* WORK REQUIRED *
State how many lines include "sector", giving the number by itself.

━━ EXTRACTED MATERIAL ━━

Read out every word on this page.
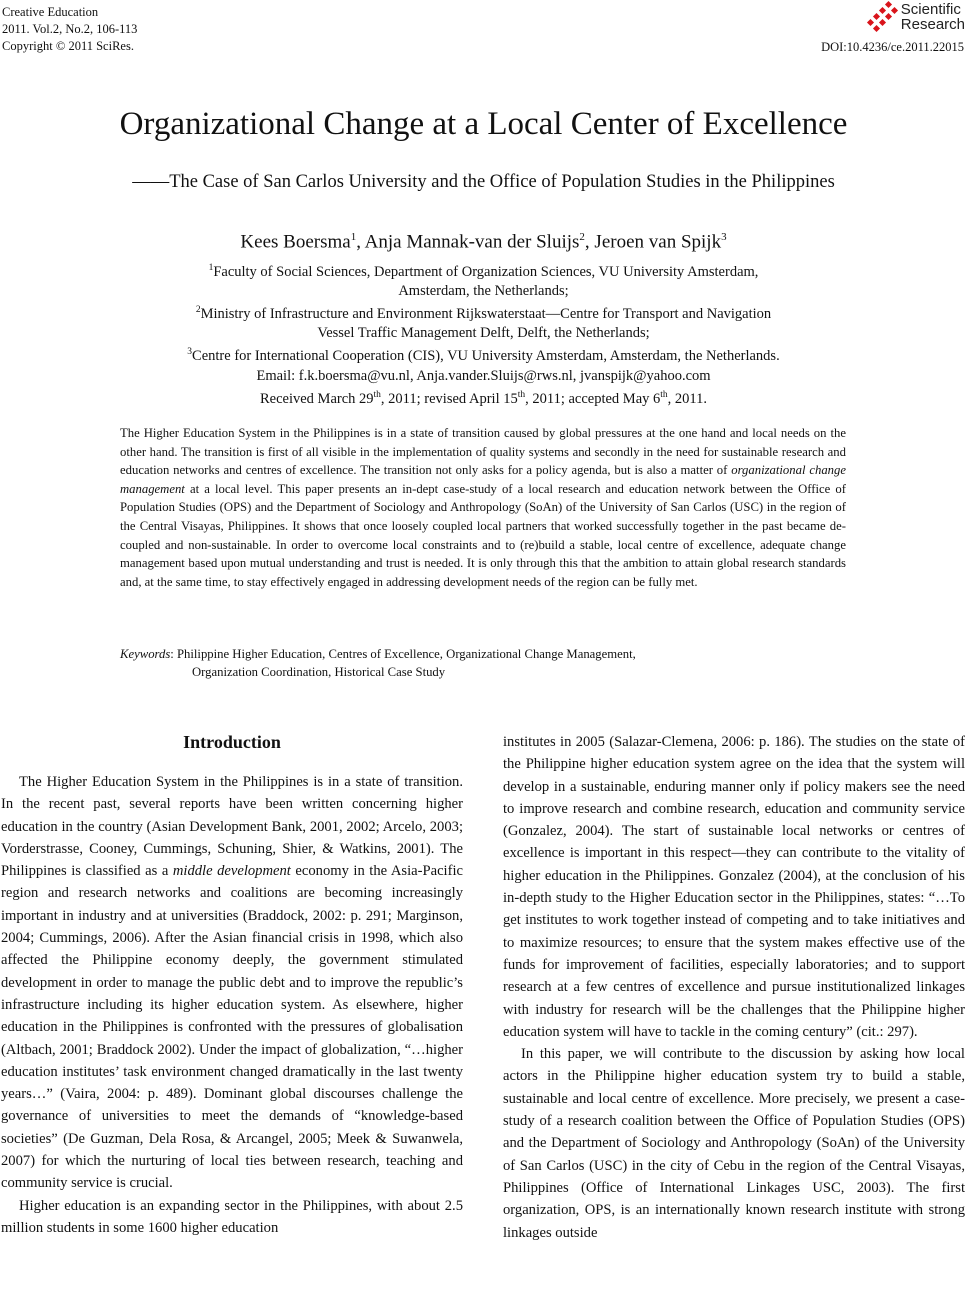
Creative Education
2011. Vol.2, No.2, 106-113
Copyright © 2011 SciRes.
Scientific
Research
DOI:10.4236/ce.2011.22015
Organizational Change at a Local Center of Excellence
——The Case of San Carlos University and the Office of Population Studies in the Philippines
Kees Boersma$^1$, Anja Mannak-van der Sluijs$^2$, Jeroen van Spijk$^3$
$^1$Faculty of Social Sciences, Department of Organization Sciences, VU University Amsterdam,
Amsterdam, the Netherlands;
$^2$Ministry of Infrastructure and Environment Rijkswaterstaat—Centre for Transport and Navigation
Vessel Traffic Management Delft, Delft, the Netherlands;
$^3$Centre for International Cooperation (CIS), VU University Amsterdam, Amsterdam, the Netherlands.
Email: f.k.boersma@vu.nl, Anja.vander.Sluijs@rws.nl, jvanspijk@yahoo.com
Received March 29th, 2011; revised April 15th, 2011; accepted May 6th, 2011.
The Higher Education System in the Philippines is in a state of transition caused by global pressures at the one hand and local needs on the other hand. The transition is first of all visible in the implementation of quality systems and secondly in the need for sustainable research and education networks and centres of excellence. The transition not only asks for a policy agenda, but is also a matter of organizational change management at a local level. This paper presents an in-dept case-study of a local research and education network between the Office of Population Studies (OPS) and the Department of Sociology and Anthropology (SoAn) of the University of San Carlos (USC) in the region of the Central Visayas, Philippines. It shows that once loosely coupled local partners that worked successfully together in the past became de-coupled and non-sustainable. In order to overcome local constraints and to (re)build a stable, local centre of excellence, adequate change management based upon mutual understanding and trust is needed. It is only through this that the ambition to attain global research standards and, at the same time, to stay effectively engaged in addressing development needs of the region can be fully met.
Keywords: Philippine Higher Education, Centres of Excellence, Organizational Change Management,
Organization Coordination, Historical Case Study
Introduction

The Higher Education System in the Philippines is in a state of transition. In the recent past, several reports have been written concerning higher education in the country (Asian Development Bank, 2001, 2002; Arcelo, 2003; Vorderstrasse, Cooney, Cummings, Schuning, Shier, & Watkins, 2001). The Philippines is classified as a middle development economy in the Asia-Pacific region and research networks and coalitions are becoming increasingly important in industry and at universities (Braddock, 2002: p. 291; Marginson, 2004; Cummings, 2006). After the Asian financial crisis in 1998, which also affected the Philippine economy deeply, the government stimulated development in order to manage the public debt and to improve the republic’s infrastructure including its higher education system. As elsewhere, higher education in the Philippines is confronted with the pressures of globalisation (Altbach, 2001; Braddock 2002). Under the impact of globalization, “…higher education institutes’ task environment changed dramatically in the last twenty years…” (Vaira, 2004: p. 489). Dominant global discourses challenge the governance of universities to meet the demands of “knowledge-based societies” (De Guzman, Dela Rosa, & Arcangel, 2005; Meek & Suwanwela, 2007) for which the nurturing of local ties between research, teaching and community service is crucial.

Higher education is an expanding sector in the Philippines, with about 2.5 million students in some 1600 higher education

institutes in 2005 (Salazar-Clemena, 2006: p. 186). The studies on the state of the Philippine higher education system agree on the idea that the system will develop in a sustainable, enduring manner only if policy makers see the need to improve research and combine research, education and community service (Gonzalez, 2004). The start of sustainable local networks or centres of excellence is important in this respect—they can contribute to the vitality of higher education in the Philippines. Gonzalez (2004), at the conclusion of his in-depth study to the Higher Education sector in the Philippines, states: “…To get institutes to work together instead of competing and to take initiatives and to maximize resources; to ensure that the system makes effective use of the funds for improvement of facilities, especially laboratories; and to support research at a few centres of excellence and pursue institutionalized linkages with industry for research will be the challenges that the Philippine higher education system will have to tackle in the coming century” (cit.: 297).

In this paper, we will contribute to the discussion by asking how local actors in the Philippine higher education system try to build a stable, sustainable and local centre of excellence. More precisely, we present a case-study of a research coalition between the Office of Population Studies (OPS) and the Department of Sociology and Anthropology (SoAn) of the University of San Carlos (USC) in the city of Cebu in the region of the Central Visayas, Philippines (Office of International Linkages USC, 2003). The first organization, OPS, is an internationally known research institute with strong linkages outside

━━━

* EXPECTED ANSWER *
2